[EXERCISE INSTRUCTIONS] Below are some records. Copy every line in them that holds "keyword".

(Stored data)
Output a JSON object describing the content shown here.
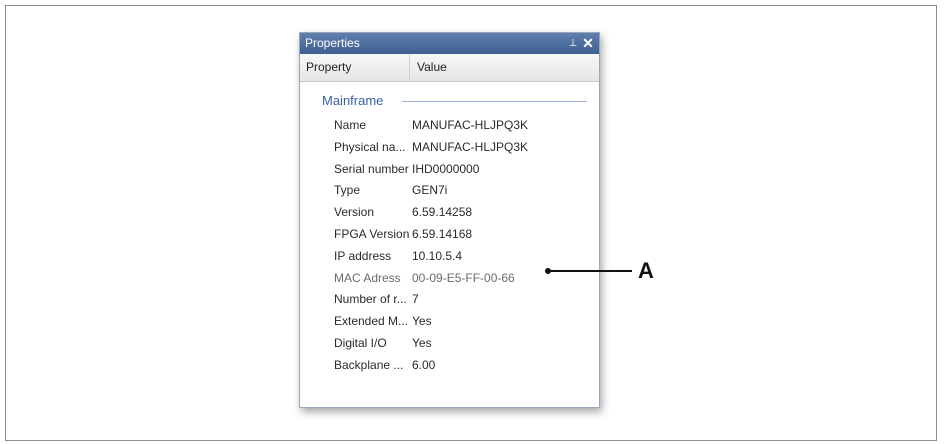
{
  "panel": {
    "title": "Properties",
    "pin_glyph": "⊥",
    "close_glyph": "✕"
  },
  "header": {
    "property_col": "Property",
    "value_col": "Value"
  },
  "group": {
    "title": "Mainframe",
    "rows": [
      {
        "key": "Name",
        "value": "MANUFAC-HLJPQ3K"
      },
      {
        "key": "Physical na...",
        "value": "MANUFAC-HLJPQ3K"
      },
      {
        "key": "Serial number",
        "value": "IHD0000000"
      },
      {
        "key": "Type",
        "value": "GEN7i"
      },
      {
        "key": "Version",
        "value": "6.59.14258"
      },
      {
        "key": "FPGA Version",
        "value": "6.59.14168"
      },
      {
        "key": "IP address",
        "value": "10.10.5.4"
      },
      {
        "key": "MAC Adress",
        "value": "00-09-E5-FF-00-66"
      },
      {
        "key": "Number of r...",
        "value": "7"
      },
      {
        "key": "Extended M...",
        "value": "Yes"
      },
      {
        "key": "Digital I/O",
        "value": "Yes"
      },
      {
        "key": "Backplane ...",
        "value": "6.00"
      }
    ]
  },
  "callout": {
    "label": "A"
  }
}
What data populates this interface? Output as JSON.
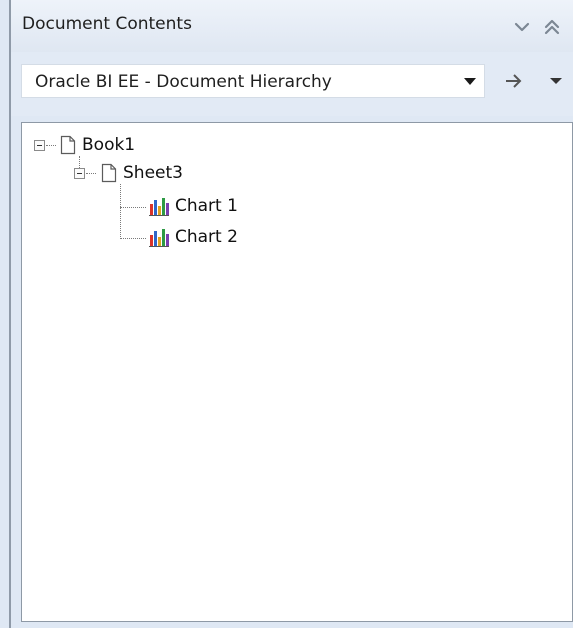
{
  "header": {
    "title": "Document Contents",
    "collapse_icon": "chevron-down-icon",
    "expand_icon": "double-chevron-up-icon"
  },
  "toolbar": {
    "selector_value": "Oracle BI EE - Document Hierarchy",
    "go_icon": "arrow-right-icon",
    "menu_icon": "caret-down-icon"
  },
  "tree": {
    "root": {
      "label": "Book1",
      "icon": "document-icon",
      "expanded": true
    },
    "sheet": {
      "label": "Sheet3",
      "icon": "document-icon",
      "expanded": true
    },
    "charts": [
      {
        "label": "Chart 1",
        "icon": "bar-chart-icon"
      },
      {
        "label": "Chart 2",
        "icon": "bar-chart-icon"
      }
    ]
  },
  "colors": {
    "panel_bg": "#dfe8f4",
    "tree_bg": "#ffffff",
    "border": "#8e99a6"
  }
}
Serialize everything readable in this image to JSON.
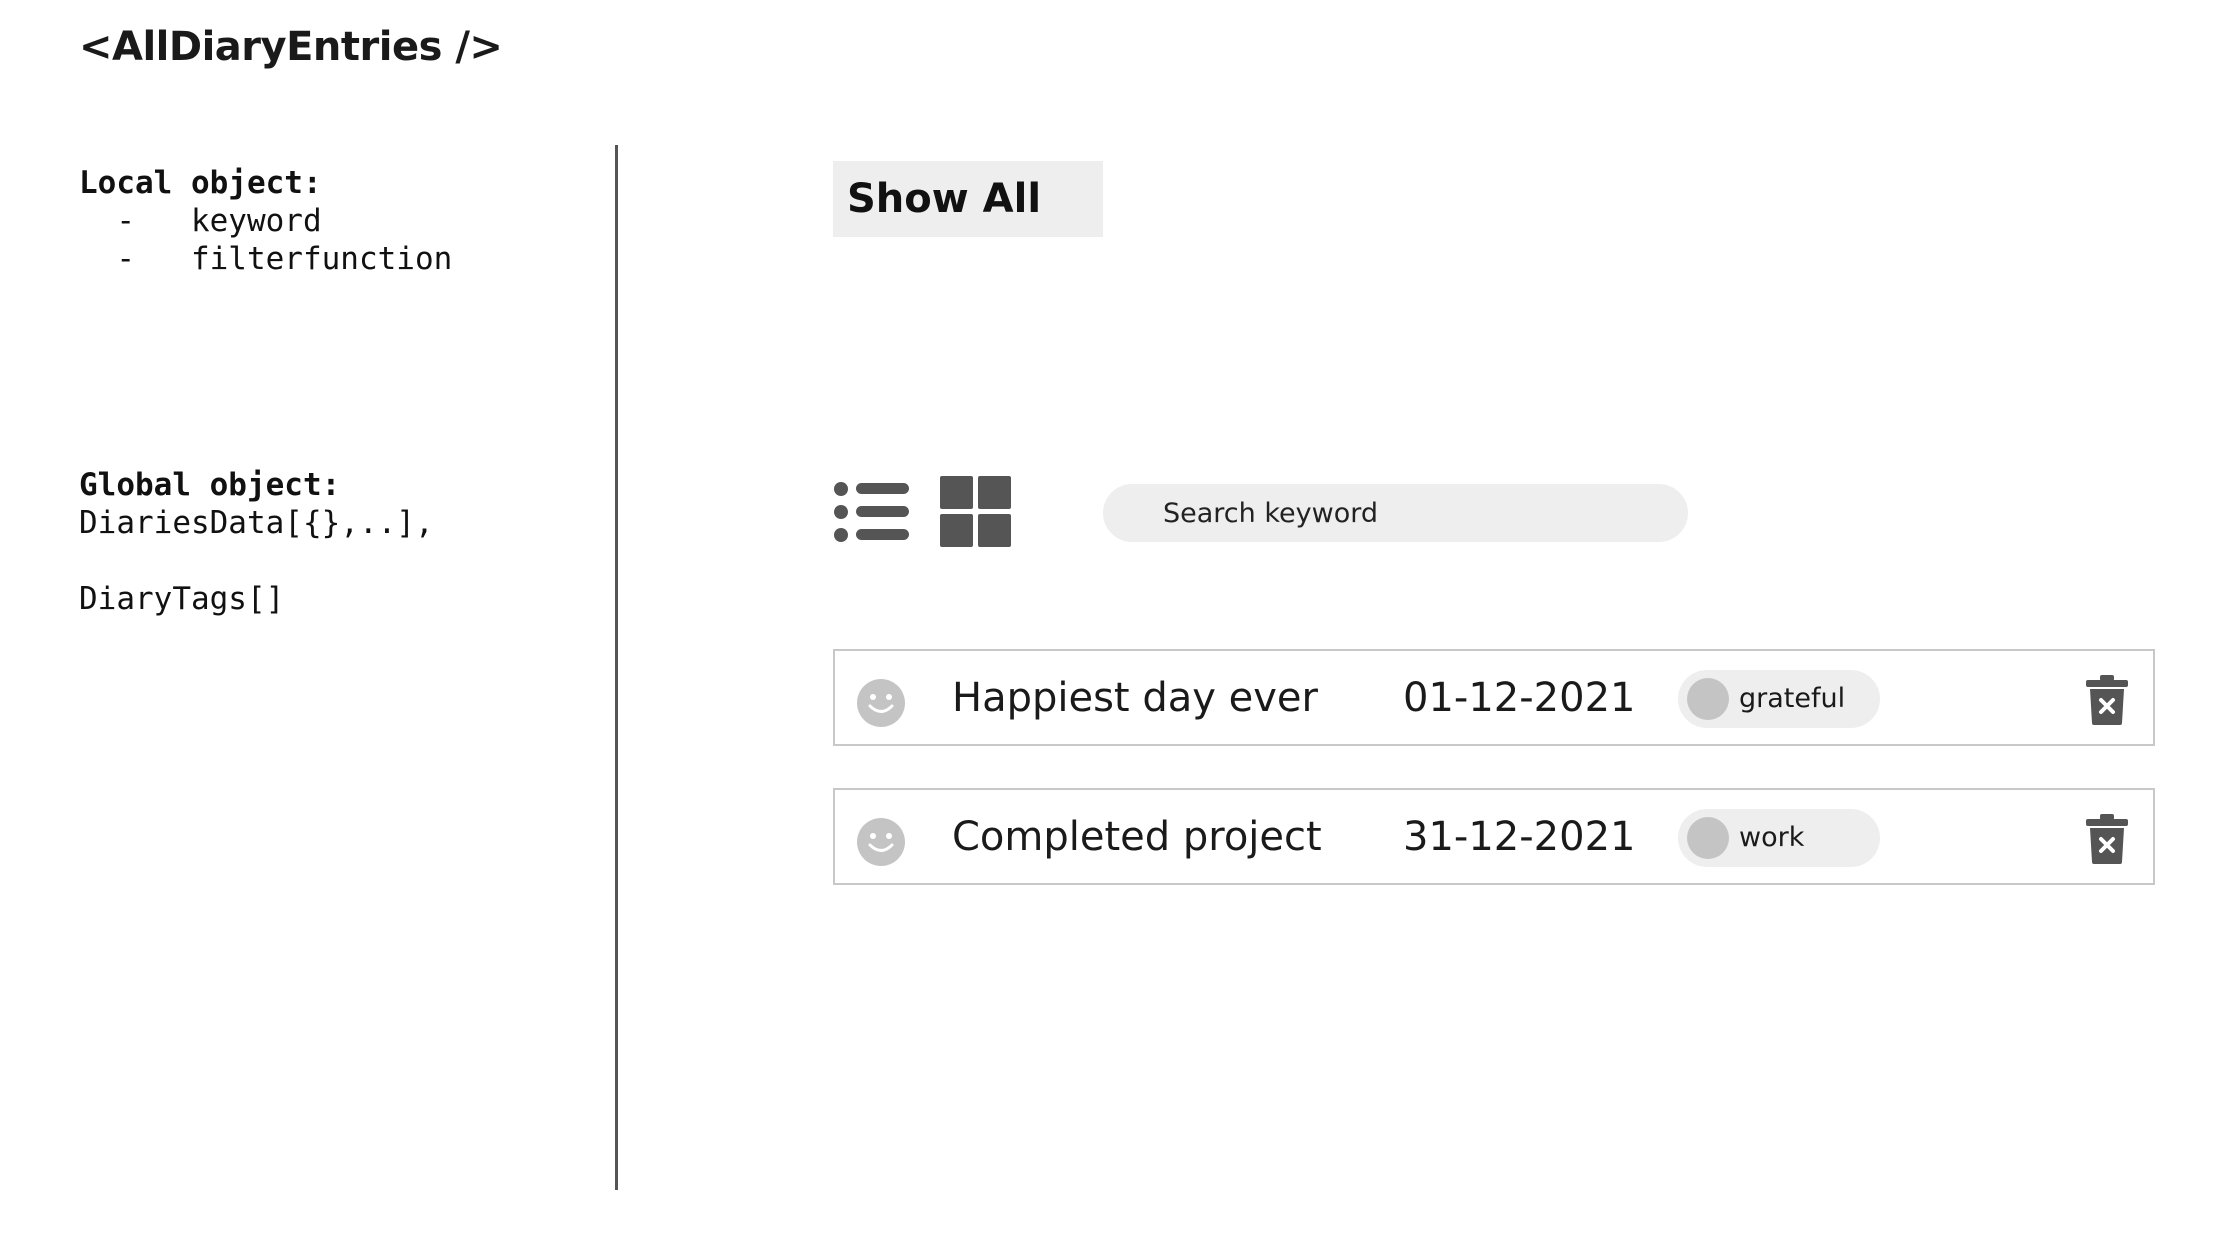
{
  "component_title": "<AllDiaryEntries />",
  "local_object": {
    "heading": "Local object:",
    "items": [
      "keyword",
      "filterfunction"
    ]
  },
  "global_object": {
    "heading": "Global object:",
    "items": [
      "DiariesData[{},..],",
      "DiaryTags[]"
    ]
  },
  "controls": {
    "show_all_label": "Show All",
    "search_placeholder": "Search keyword",
    "list_view_icon": "list-icon",
    "grid_view_icon": "grid-icon"
  },
  "entries": [
    {
      "title": "Happiest day ever",
      "date": "01-12-2021",
      "tag": "grateful",
      "mood_icon": "smiley-face-icon"
    },
    {
      "title": "Completed project",
      "date": "31-12-2021",
      "tag": "work",
      "mood_icon": "smiley-face-icon"
    }
  ],
  "colors": {
    "icon_dark": "#555555",
    "icon_light": "#c4c4c4",
    "field_bg": "#eeeeee",
    "border": "#c8c8c8"
  }
}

[COMPLETED TASK]
      "keyword",
    "search_placeholder": "Search keyword",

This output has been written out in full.